[Stored data]
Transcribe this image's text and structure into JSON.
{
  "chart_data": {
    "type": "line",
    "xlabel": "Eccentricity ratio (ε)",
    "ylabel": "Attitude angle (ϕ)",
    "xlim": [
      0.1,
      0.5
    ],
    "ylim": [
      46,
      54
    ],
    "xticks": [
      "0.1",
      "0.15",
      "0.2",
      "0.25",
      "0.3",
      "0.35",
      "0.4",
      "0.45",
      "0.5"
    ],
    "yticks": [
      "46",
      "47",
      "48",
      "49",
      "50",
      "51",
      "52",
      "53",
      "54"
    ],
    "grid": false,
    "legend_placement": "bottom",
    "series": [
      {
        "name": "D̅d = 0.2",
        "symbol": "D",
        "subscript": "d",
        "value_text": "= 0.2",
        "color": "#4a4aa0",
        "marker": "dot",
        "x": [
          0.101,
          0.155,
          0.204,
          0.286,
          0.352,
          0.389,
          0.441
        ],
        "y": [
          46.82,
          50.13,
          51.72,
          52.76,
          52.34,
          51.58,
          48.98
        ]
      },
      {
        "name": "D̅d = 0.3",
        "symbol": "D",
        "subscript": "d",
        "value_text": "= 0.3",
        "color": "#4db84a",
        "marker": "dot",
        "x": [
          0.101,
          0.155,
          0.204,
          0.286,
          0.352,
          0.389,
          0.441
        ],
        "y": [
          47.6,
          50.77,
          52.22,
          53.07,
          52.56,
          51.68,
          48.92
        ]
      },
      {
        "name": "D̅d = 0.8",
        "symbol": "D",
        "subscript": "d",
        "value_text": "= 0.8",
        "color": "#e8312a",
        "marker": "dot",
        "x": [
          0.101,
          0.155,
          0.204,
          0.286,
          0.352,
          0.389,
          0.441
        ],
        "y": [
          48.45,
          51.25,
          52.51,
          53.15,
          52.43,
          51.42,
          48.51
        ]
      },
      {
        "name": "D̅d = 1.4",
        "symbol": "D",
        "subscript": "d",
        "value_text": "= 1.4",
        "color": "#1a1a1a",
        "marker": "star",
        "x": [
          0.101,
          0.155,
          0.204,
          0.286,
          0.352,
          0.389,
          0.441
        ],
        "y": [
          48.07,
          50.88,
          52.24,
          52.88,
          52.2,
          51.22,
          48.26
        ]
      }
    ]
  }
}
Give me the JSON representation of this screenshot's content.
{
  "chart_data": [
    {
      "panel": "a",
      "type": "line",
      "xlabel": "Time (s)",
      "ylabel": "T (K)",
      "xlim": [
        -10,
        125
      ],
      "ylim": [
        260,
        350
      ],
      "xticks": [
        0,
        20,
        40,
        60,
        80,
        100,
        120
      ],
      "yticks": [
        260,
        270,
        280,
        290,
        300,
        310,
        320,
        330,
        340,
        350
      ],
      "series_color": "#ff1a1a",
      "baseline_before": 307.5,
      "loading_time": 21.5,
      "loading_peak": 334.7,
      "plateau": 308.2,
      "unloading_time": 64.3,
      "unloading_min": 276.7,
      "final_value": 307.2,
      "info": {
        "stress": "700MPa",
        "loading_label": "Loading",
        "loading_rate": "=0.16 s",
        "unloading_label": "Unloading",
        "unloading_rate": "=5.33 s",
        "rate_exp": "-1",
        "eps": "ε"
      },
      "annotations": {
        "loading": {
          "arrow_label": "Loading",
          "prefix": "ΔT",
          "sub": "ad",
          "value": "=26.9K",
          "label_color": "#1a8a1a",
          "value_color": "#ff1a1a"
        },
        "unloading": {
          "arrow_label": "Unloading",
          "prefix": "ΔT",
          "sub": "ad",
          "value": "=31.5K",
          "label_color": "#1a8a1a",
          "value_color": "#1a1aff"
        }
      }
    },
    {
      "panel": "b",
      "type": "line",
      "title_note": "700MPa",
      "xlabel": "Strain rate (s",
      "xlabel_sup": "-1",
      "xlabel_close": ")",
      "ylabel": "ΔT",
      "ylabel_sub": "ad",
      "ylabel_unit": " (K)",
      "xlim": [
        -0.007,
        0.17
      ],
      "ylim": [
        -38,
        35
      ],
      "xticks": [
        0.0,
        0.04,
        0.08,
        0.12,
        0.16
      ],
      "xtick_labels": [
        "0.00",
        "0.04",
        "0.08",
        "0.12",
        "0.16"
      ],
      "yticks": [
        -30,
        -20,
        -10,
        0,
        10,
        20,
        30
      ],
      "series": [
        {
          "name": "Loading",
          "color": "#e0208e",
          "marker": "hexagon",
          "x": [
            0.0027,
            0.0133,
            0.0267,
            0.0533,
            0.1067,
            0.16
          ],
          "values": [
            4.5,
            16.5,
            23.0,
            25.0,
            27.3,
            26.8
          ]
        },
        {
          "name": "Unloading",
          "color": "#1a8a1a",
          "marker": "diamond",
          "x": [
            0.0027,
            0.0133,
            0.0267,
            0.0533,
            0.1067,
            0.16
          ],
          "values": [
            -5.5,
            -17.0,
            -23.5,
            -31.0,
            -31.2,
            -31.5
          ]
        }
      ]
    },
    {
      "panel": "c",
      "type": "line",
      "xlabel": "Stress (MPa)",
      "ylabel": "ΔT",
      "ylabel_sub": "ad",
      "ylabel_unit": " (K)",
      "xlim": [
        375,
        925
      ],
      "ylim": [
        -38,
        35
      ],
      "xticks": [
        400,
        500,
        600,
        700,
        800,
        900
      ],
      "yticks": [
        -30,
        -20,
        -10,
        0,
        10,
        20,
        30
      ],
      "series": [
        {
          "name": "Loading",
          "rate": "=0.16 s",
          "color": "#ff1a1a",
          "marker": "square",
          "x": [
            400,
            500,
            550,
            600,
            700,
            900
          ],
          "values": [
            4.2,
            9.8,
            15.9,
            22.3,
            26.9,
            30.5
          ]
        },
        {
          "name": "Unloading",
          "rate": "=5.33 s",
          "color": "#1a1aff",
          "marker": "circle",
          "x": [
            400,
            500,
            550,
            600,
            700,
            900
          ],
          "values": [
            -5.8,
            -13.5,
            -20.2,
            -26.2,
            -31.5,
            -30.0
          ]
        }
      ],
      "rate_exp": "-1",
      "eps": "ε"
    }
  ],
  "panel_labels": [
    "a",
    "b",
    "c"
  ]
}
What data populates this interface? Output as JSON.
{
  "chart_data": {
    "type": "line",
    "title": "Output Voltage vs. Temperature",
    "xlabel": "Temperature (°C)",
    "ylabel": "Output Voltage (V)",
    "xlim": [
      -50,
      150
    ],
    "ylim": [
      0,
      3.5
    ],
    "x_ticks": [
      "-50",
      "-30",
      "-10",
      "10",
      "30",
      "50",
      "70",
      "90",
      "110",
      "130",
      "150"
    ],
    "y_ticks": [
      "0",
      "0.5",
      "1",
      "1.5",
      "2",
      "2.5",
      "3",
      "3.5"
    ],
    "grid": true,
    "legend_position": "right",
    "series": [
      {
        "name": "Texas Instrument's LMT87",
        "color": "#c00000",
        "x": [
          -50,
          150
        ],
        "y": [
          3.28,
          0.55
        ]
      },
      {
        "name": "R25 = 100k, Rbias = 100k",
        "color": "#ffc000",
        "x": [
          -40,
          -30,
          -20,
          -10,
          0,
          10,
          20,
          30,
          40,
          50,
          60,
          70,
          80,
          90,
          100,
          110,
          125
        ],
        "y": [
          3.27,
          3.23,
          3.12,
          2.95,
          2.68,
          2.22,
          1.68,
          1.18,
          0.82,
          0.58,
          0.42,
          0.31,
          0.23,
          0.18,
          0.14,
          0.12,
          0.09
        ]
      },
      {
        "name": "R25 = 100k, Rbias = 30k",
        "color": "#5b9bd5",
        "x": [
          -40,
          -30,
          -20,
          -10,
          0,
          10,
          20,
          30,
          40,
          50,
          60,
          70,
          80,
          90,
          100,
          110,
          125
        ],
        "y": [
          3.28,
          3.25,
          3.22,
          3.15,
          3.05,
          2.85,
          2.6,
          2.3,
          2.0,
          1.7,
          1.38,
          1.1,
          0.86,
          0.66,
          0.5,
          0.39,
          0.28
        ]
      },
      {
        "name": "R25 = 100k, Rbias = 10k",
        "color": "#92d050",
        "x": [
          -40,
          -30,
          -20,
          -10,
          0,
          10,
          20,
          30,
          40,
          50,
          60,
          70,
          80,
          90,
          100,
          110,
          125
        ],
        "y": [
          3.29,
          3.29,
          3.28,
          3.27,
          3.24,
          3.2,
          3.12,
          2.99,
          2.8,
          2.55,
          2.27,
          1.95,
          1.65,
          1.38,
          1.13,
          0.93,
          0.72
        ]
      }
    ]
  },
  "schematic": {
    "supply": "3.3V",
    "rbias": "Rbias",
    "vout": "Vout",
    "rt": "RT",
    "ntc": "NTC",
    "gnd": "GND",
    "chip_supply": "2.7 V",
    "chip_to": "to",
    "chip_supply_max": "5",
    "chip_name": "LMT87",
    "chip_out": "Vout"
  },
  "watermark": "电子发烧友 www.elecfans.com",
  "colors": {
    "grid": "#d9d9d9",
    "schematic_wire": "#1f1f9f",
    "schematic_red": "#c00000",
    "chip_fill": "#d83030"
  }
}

[Instructions to follow]
Identify each line in the records above containing the word "this"; copy those lines.

[Response to the task]
Transcribe this image's text and structure into JSON.
Give me the JSON representation of this screenshot's content.
What data populates this interface? Output as JSON.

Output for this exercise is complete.